◆ **Data records**:
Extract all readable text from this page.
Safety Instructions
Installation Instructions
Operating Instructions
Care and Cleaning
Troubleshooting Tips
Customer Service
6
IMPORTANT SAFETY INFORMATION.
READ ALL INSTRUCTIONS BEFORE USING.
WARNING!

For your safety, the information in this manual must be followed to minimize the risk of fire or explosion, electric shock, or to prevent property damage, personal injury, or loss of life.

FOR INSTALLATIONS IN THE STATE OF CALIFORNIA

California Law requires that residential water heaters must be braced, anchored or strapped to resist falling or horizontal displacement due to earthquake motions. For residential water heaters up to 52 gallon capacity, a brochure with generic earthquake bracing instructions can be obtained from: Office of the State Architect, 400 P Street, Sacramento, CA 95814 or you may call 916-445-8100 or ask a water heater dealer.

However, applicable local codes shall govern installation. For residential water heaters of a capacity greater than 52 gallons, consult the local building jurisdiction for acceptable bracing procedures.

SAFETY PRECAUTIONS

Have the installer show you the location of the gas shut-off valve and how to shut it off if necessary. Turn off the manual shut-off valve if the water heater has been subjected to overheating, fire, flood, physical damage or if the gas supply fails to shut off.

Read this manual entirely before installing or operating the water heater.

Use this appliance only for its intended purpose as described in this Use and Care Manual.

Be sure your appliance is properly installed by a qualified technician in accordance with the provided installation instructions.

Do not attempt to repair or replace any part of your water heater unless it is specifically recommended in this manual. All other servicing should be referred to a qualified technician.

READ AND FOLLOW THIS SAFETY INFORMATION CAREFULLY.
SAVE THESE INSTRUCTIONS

◆ **Directions**: All of the material above needs to be copied exactly.

◆ **Exercise result**:
Extract all readable text from this page.
Safety Instructions
Installation Instructions
Operating Instructions
Care and Cleaning
Troubleshooting Tips
Customer Service
6
IMPORTANT SAFETY INFORMATION.
READ ALL INSTRUCTIONS BEFORE USING.
WARNING!

For your safety, the information in this manual must be followed to minimize the risk of fire or explosion, electric shock, or to prevent property damage, personal injury, or loss of life.

FOR INSTALLATIONS IN THE STATE OF CALIFORNIA

California Law requires that residential water heaters must be braced, anchored or strapped to resist falling or horizontal displacement due to earthquake motions. For residential water heaters up to 52 gallon capacity, a brochure with generic earthquake bracing instructions can be obtained from: Office of the State Architect, 400 P Street, Sacramento, CA 95814 or you may call 916-445-8100 or ask a water heater dealer.

However, applicable local codes shall govern installation. For residential water heaters of a capacity greater than 52 gallons, consult the local building jurisdiction for acceptable bracing procedures.

SAFETY PRECAUTIONS

Have the installer show you the location of the gas shut-off valve and how to shut it off if necessary. Turn off the manual shut-off valve if the water heater has been subjected to overheating, fire, flood, physical damage or if the gas supply fails to shut off.

Read this manual entirely before installing or operating the water heater.

Use this appliance only for its intended purpose as described in this Use and Care Manual.

Be sure your appliance is properly installed by a qualified technician in accordance with the provided installation instructions.

Do not attempt to repair or replace any part of your water heater unless it is specifically recommended in this manual. All other servicing should be referred to a qualified technician.

READ AND FOLLOW THIS SAFETY INFORMATION CAREFULLY.
SAVE THESE INSTRUCTIONS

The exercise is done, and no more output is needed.